BEGIN Exercise inputs

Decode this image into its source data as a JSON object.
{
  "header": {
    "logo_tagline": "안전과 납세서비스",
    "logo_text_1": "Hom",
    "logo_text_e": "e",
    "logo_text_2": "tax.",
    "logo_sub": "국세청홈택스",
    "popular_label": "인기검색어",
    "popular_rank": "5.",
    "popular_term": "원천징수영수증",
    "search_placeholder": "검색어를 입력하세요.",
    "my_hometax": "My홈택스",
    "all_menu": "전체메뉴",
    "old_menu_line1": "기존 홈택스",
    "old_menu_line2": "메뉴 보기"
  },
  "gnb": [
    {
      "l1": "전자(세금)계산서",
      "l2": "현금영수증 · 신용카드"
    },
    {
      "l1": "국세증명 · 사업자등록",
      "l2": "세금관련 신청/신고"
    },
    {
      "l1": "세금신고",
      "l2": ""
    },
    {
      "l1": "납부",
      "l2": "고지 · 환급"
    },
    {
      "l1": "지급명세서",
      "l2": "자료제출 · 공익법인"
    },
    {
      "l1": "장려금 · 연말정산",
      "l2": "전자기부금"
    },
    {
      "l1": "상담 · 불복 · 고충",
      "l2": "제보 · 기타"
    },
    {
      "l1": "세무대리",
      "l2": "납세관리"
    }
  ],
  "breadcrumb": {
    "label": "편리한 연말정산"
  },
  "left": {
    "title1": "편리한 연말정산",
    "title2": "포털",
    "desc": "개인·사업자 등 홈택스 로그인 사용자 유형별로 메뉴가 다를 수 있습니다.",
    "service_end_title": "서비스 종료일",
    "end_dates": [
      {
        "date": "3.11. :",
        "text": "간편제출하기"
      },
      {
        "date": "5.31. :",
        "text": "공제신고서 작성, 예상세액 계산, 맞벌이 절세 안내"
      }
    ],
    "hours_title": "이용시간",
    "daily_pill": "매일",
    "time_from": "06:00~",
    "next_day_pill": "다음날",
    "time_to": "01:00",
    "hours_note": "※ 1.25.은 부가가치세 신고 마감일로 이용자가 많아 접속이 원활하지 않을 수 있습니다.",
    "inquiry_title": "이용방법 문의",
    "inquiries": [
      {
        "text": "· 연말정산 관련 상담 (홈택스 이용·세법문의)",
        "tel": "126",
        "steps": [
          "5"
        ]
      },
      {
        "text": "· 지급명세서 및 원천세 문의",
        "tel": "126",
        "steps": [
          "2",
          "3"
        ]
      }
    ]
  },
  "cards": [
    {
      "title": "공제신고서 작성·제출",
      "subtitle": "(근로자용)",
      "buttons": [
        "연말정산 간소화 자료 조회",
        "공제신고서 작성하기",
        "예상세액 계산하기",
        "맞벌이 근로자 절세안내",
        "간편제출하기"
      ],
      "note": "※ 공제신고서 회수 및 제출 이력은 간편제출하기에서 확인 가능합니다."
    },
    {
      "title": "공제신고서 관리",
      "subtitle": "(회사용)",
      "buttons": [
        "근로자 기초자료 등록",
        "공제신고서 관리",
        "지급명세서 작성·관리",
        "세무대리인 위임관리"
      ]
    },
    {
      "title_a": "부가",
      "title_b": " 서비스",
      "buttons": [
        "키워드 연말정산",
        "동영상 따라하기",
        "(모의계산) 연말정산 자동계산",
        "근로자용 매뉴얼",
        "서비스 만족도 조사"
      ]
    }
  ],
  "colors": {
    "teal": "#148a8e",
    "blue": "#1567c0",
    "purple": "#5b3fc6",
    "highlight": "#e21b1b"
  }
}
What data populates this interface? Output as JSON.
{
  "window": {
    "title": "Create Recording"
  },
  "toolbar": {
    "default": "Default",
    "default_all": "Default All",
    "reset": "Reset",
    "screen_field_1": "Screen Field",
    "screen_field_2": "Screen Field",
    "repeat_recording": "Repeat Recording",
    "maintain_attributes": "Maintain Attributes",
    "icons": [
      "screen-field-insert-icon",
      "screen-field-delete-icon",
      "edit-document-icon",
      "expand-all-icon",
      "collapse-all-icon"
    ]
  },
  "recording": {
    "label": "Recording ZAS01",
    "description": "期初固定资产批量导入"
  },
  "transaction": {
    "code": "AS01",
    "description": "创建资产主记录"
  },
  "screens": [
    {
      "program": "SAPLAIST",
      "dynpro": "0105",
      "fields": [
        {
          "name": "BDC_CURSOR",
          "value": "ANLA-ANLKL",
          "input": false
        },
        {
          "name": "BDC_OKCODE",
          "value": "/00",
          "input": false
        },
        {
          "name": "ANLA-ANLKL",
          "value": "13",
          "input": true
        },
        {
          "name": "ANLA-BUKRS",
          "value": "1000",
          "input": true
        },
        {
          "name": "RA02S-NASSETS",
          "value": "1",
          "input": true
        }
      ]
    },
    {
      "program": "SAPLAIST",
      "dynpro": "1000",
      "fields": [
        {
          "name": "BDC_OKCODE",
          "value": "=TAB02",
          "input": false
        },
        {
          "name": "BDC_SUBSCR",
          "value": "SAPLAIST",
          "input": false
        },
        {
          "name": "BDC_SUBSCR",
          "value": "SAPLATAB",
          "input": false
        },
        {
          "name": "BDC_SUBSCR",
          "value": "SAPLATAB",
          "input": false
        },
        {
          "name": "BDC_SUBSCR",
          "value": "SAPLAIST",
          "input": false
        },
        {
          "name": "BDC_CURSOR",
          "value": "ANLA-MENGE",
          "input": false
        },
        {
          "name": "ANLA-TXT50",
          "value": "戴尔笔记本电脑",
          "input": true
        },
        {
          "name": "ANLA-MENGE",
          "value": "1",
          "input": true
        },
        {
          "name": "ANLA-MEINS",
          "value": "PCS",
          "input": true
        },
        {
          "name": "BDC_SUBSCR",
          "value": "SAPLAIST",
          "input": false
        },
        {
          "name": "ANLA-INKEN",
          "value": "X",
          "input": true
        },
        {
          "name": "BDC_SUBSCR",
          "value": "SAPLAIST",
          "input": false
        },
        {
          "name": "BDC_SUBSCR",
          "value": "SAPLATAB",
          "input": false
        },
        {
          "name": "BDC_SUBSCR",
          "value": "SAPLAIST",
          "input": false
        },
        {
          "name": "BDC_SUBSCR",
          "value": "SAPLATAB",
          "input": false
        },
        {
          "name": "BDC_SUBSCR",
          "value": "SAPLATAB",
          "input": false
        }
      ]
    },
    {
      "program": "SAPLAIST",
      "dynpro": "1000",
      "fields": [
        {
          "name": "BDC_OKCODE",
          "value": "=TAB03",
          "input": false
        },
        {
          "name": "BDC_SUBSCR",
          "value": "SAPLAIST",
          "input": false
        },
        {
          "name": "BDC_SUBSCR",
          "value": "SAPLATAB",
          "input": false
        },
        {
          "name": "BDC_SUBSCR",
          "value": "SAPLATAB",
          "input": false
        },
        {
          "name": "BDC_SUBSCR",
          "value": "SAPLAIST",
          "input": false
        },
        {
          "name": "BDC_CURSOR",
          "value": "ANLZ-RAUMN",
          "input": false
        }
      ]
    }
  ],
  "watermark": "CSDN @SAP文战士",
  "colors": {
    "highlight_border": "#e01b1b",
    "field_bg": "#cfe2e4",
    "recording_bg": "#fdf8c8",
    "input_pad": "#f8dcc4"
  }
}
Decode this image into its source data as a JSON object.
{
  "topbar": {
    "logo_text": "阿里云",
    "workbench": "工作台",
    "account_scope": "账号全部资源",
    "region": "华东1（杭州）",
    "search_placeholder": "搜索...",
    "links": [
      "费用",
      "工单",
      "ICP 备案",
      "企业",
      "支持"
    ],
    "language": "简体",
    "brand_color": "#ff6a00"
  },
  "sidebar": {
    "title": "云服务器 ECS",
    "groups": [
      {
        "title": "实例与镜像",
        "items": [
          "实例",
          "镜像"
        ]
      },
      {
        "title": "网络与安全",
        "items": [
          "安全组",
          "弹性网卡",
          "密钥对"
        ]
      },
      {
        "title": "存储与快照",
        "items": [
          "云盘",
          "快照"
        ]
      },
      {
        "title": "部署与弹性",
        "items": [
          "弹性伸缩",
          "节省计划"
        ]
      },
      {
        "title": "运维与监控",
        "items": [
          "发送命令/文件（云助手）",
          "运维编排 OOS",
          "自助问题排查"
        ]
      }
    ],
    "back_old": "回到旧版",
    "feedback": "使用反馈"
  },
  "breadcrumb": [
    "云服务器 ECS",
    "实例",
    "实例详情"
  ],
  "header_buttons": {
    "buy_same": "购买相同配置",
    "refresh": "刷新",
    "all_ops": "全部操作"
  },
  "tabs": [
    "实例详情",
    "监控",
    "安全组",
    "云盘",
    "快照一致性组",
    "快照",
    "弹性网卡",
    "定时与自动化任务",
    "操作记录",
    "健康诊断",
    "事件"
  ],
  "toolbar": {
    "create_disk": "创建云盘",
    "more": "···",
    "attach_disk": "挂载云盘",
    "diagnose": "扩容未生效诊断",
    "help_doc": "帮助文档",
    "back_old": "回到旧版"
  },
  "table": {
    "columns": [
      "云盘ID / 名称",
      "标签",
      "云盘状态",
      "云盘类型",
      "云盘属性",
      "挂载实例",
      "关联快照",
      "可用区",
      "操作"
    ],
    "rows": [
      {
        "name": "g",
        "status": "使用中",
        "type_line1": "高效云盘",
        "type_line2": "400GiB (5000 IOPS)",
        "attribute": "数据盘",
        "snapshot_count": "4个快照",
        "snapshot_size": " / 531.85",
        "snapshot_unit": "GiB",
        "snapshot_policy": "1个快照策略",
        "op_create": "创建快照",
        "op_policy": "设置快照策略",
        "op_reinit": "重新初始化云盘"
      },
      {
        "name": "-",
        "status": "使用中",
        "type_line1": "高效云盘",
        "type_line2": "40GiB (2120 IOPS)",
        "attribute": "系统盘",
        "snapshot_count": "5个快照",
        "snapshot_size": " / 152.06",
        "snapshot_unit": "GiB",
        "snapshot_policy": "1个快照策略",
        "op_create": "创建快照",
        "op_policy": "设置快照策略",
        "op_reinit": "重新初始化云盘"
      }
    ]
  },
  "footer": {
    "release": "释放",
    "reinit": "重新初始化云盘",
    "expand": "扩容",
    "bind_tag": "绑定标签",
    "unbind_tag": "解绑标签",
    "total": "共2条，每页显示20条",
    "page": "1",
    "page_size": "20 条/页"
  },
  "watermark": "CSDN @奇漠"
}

END Exercise inputs

Goal of the exercise
In the entries above, how many lines contain the word "description"? Answer with the number only.

Written answer
2